§ Recorded data
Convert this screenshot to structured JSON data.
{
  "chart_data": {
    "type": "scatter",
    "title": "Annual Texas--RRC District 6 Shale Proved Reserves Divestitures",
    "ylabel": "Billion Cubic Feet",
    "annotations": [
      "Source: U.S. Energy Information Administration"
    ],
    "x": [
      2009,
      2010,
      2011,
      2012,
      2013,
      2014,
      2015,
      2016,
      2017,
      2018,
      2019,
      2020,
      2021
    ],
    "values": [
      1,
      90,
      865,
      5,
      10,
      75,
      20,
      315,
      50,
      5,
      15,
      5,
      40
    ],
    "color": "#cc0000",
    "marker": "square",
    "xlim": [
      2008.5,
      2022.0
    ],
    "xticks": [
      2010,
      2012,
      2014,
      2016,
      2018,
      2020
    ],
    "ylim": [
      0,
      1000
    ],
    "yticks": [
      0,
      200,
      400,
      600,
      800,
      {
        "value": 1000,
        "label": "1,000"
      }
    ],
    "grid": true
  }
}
==
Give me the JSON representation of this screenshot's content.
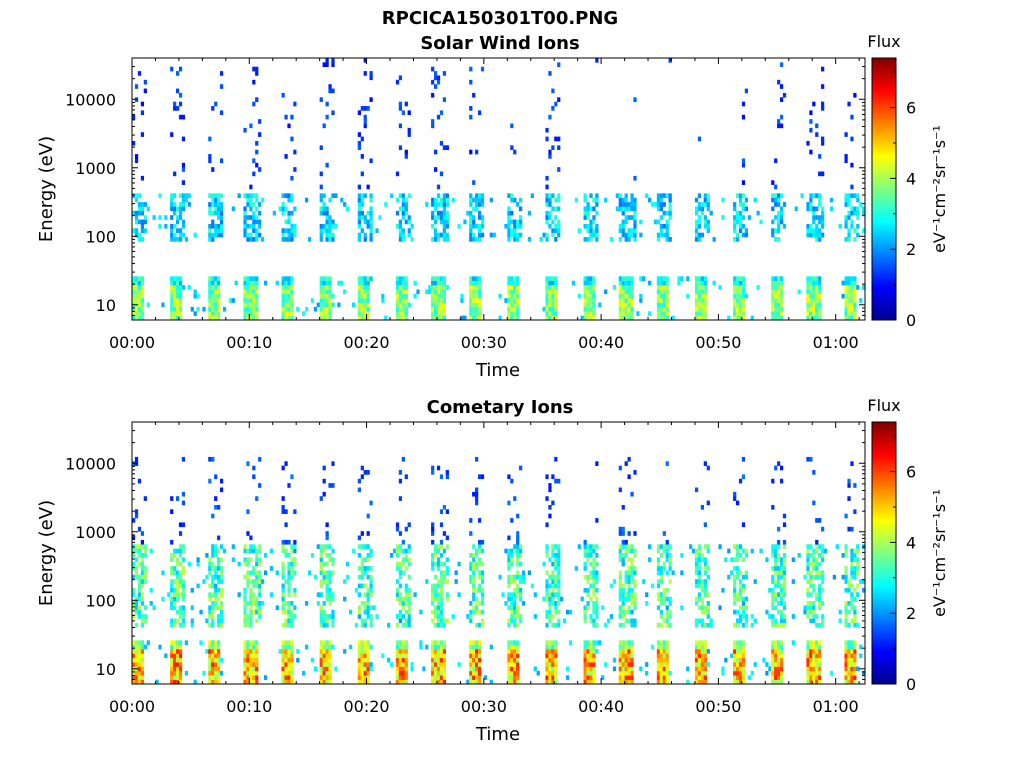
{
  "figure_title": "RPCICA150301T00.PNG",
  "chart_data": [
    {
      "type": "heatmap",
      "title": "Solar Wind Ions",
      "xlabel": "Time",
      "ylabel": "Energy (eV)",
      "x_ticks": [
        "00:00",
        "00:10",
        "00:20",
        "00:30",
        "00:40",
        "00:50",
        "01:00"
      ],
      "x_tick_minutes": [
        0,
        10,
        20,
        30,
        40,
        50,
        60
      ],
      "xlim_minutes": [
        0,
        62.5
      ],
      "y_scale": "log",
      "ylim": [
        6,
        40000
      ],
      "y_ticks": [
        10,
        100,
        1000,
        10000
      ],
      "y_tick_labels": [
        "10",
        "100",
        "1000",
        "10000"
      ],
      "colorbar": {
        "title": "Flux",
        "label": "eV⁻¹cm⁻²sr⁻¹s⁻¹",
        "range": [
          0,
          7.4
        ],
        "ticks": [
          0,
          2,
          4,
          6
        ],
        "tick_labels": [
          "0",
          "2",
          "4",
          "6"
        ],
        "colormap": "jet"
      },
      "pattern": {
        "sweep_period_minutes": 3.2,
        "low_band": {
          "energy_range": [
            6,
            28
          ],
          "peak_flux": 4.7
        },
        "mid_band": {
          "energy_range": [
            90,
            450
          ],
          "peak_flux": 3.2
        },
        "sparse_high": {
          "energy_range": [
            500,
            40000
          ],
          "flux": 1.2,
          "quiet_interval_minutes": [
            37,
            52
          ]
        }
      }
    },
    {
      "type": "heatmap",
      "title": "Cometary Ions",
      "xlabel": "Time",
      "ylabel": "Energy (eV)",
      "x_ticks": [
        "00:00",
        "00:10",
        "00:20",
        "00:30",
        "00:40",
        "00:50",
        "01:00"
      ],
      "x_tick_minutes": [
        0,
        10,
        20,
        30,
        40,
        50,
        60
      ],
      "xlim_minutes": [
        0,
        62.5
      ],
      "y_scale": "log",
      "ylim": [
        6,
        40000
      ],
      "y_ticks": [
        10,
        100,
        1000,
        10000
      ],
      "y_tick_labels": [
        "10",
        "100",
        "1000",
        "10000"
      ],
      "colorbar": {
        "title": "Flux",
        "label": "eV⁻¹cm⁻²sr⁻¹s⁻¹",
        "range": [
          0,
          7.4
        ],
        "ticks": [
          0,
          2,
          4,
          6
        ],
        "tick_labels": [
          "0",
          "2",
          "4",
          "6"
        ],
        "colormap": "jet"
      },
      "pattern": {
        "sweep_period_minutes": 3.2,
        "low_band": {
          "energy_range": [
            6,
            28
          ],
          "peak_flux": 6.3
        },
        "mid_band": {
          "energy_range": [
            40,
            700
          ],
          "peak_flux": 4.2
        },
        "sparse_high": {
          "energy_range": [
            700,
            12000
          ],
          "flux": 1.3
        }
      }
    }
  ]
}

§ Work to complete
Copy each line holding the word "this" from the listing above.

§ Written response
Convert this screenshot to structured JSON data.
Give me the JSON representation of this screenshot's content.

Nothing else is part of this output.